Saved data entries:

————————

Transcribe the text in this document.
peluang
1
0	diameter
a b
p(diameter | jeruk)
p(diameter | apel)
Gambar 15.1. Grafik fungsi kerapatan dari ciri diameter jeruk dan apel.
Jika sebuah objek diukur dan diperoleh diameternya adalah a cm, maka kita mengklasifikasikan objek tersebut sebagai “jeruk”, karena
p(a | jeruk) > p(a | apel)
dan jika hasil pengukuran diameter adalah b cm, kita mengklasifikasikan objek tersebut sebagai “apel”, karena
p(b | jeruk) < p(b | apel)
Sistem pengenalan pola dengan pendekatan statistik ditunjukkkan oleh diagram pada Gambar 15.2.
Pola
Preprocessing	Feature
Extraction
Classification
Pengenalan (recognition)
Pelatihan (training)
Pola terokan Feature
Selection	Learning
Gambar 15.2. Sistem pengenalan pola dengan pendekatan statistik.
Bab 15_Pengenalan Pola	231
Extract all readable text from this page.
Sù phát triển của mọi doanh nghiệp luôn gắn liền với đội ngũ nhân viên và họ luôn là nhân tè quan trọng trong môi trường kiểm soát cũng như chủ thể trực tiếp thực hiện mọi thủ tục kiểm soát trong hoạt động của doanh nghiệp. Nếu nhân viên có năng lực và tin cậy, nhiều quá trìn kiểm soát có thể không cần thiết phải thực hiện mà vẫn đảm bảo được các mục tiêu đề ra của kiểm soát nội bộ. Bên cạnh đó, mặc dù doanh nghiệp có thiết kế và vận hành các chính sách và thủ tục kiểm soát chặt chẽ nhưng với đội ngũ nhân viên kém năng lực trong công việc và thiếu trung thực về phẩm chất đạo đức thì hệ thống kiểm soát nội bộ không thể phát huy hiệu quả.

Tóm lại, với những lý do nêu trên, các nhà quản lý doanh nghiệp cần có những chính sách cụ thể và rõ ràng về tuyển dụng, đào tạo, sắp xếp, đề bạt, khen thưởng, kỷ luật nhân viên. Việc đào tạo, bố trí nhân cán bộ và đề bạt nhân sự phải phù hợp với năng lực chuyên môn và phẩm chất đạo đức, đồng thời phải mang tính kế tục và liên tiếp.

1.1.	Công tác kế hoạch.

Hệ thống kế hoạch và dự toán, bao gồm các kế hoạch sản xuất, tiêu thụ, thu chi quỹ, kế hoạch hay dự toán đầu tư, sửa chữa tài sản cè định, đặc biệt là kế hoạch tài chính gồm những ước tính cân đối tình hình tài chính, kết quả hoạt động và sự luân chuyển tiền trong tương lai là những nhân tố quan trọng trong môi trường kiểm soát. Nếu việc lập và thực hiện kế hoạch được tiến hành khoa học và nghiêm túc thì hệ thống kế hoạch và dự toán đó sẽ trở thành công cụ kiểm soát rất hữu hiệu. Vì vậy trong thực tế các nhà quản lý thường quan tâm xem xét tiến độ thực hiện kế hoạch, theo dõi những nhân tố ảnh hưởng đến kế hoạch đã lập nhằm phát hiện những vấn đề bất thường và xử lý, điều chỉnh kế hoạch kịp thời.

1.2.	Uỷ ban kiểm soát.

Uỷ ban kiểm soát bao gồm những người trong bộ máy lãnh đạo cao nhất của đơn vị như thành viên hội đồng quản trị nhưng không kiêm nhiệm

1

————————

> **Written instruction**
Each line in the material above must be retyped without alteration.

> **Correct result**
Transcribe the text in this document.
peluang
1
0	diameter
a b
p(diameter | jeruk)
p(diameter | apel)
Gambar 15.1. Grafik fungsi kerapatan dari ciri diameter jeruk dan apel.
Jika sebuah objek diukur dan diperoleh diameternya adalah a cm, maka kita mengklasifikasikan objek tersebut sebagai “jeruk”, karena
p(a | jeruk) > p(a | apel)
dan jika hasil pengukuran diameter adalah b cm, kita mengklasifikasikan objek tersebut sebagai “apel”, karena
p(b | jeruk) < p(b | apel)
Sistem pengenalan pola dengan pendekatan statistik ditunjukkkan oleh diagram pada Gambar 15.2.
Pola
Preprocessing	Feature
Extraction
Classification
Pengenalan (recognition)
Pelatihan (training)
Pola terokan Feature
Selection	Learning
Gambar 15.2. Sistem pengenalan pola dengan pendekatan statistik.
Bab 15_Pengenalan Pola	231
Extract all readable text from this page.
Sù phát triển của mọi doanh nghiệp luôn gắn liền với đội ngũ nhân viên và họ luôn là nhân tè quan trọng trong môi trường kiểm soát cũng như chủ thể trực tiếp thực hiện mọi thủ tục kiểm soát trong hoạt động của doanh nghiệp. Nếu nhân viên có năng lực và tin cậy, nhiều quá trìn kiểm soát có thể không cần thiết phải thực hiện mà vẫn đảm bảo được các mục tiêu đề ra của kiểm soát nội bộ. Bên cạnh đó, mặc dù doanh nghiệp có thiết kế và vận hành các chính sách và thủ tục kiểm soát chặt chẽ nhưng với đội ngũ nhân viên kém năng lực trong công việc và thiếu trung thực về phẩm chất đạo đức thì hệ thống kiểm soát nội bộ không thể phát huy hiệu quả.

Tóm lại, với những lý do nêu trên, các nhà quản lý doanh nghiệp cần có những chính sách cụ thể và rõ ràng về tuyển dụng, đào tạo, sắp xếp, đề bạt, khen thưởng, kỷ luật nhân viên. Việc đào tạo, bố trí nhân cán bộ và đề bạt nhân sự phải phù hợp với năng lực chuyên môn và phẩm chất đạo đức, đồng thời phải mang tính kế tục và liên tiếp.

1.1.	Công tác kế hoạch.

Hệ thống kế hoạch và dự toán, bao gồm các kế hoạch sản xuất, tiêu thụ, thu chi quỹ, kế hoạch hay dự toán đầu tư, sửa chữa tài sản cè định, đặc biệt là kế hoạch tài chính gồm những ước tính cân đối tình hình tài chính, kết quả hoạt động và sự luân chuyển tiền trong tương lai là những nhân tố quan trọng trong môi trường kiểm soát. Nếu việc lập và thực hiện kế hoạch được tiến hành khoa học và nghiêm túc thì hệ thống kế hoạch và dự toán đó sẽ trở thành công cụ kiểm soát rất hữu hiệu. Vì vậy trong thực tế các nhà quản lý thường quan tâm xem xét tiến độ thực hiện kế hoạch, theo dõi những nhân tố ảnh hưởng đến kế hoạch đã lập nhằm phát hiện những vấn đề bất thường và xử lý, điều chỉnh kế hoạch kịp thời.

1.2.	Uỷ ban kiểm soát.

Uỷ ban kiểm soát bao gồm những người trong bộ máy lãnh đạo cao nhất của đơn vị như thành viên hội đồng quản trị nhưng không kiêm nhiệm

1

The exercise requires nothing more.